■ **INSTRUCTIONS TO FOLLOW**:
Search the material below for the word "presaero". Copy every line that has it.

■ **Items from a data source**:
........
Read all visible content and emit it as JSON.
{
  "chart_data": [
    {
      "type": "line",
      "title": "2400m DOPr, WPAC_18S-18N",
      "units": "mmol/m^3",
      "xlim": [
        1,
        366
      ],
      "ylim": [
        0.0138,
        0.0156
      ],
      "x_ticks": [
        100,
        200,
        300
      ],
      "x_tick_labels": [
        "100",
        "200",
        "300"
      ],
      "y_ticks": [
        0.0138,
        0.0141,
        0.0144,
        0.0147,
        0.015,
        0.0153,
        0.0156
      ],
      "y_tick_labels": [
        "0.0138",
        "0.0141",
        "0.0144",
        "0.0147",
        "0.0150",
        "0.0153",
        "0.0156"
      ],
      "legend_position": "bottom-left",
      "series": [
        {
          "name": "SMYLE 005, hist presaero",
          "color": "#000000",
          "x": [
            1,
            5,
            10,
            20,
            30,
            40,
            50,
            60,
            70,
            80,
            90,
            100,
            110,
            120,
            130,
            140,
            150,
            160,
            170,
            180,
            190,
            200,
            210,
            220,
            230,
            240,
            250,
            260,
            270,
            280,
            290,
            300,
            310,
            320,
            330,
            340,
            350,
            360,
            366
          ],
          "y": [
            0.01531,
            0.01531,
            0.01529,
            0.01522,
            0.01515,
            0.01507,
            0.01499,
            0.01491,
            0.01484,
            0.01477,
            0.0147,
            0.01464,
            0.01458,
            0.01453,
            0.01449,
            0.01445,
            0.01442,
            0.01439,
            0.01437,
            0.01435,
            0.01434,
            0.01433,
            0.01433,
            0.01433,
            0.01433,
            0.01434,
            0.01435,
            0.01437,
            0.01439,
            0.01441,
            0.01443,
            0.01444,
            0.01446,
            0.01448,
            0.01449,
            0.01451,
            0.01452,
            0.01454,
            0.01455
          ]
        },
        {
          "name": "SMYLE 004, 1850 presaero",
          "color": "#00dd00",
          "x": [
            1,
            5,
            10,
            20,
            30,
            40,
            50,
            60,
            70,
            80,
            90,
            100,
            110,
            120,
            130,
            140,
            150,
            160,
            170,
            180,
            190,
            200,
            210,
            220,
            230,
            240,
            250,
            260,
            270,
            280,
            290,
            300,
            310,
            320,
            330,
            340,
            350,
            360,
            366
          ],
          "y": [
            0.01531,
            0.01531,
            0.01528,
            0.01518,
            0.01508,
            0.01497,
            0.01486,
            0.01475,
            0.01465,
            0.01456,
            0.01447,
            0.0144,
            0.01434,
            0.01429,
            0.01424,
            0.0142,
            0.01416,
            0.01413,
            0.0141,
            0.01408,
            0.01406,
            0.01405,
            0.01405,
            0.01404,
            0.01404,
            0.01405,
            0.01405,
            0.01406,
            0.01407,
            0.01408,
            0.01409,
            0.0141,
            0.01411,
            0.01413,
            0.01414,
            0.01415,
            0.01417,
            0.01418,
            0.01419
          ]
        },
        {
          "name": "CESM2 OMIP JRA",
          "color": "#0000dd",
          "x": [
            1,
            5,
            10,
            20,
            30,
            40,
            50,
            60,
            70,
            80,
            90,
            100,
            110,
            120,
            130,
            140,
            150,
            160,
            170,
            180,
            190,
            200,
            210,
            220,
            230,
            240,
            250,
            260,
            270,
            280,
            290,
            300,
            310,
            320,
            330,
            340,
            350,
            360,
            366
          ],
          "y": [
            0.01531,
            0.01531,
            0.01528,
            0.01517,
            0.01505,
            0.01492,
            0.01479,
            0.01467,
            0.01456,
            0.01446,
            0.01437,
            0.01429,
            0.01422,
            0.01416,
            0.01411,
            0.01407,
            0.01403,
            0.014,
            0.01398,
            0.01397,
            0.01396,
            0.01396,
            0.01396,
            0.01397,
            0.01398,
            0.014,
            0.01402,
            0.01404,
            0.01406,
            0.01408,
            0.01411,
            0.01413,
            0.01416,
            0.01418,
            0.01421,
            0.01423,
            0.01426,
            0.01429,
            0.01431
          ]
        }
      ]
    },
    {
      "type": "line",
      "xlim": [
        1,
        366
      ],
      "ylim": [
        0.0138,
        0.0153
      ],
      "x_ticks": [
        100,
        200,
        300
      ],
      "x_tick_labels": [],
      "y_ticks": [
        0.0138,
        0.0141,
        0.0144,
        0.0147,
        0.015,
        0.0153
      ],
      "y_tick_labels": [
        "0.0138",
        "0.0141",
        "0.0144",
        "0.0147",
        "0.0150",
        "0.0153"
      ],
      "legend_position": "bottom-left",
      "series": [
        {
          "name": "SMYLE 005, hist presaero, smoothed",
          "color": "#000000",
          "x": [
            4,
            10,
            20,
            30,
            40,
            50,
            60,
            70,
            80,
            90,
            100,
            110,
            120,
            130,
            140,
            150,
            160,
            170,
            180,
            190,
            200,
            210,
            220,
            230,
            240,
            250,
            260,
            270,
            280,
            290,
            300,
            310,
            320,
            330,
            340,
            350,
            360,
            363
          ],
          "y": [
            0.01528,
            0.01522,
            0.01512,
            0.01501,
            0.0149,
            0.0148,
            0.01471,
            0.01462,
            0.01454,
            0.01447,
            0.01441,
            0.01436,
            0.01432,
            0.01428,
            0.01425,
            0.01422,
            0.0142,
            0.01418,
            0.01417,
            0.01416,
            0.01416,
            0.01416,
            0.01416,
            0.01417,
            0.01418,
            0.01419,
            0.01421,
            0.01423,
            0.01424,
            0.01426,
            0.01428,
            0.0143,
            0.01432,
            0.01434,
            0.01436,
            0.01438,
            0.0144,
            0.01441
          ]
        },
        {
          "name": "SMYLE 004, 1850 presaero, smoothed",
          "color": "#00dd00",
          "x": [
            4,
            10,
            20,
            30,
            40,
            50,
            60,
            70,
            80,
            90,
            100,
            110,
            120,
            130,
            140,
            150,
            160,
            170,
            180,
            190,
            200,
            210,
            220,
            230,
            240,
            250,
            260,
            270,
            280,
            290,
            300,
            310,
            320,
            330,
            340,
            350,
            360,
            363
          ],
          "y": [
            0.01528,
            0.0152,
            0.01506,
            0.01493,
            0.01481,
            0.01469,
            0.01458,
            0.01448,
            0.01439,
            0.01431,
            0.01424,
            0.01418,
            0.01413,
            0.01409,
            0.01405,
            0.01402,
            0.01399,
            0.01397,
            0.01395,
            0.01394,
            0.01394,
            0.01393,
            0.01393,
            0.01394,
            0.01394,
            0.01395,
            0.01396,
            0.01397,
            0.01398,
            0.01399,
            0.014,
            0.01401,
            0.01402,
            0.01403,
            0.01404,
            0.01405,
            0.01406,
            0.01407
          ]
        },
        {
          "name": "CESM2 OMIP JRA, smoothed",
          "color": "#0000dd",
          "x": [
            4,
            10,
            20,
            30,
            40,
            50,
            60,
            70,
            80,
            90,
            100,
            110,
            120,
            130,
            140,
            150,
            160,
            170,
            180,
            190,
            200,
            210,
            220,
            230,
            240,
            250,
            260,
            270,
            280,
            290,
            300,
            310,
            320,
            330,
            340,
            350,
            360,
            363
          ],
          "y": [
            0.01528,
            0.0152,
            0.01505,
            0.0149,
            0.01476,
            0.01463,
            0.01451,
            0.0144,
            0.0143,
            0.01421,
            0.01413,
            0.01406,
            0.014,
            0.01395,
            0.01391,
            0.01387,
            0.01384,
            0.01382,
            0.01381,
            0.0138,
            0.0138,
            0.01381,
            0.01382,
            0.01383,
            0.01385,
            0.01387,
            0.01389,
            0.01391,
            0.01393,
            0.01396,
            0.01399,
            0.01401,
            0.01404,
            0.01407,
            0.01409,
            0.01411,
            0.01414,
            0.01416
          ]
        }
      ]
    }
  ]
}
........
■ **REPLY**:
          "name": "SMYLE 005, hist presaero",
          "name": "SMYLE 004, 1850 presaero",
          "name": "SMYLE 005, hist presaero, smoothed",
          "name": "SMYLE 004, 1850 presaero, smoothed",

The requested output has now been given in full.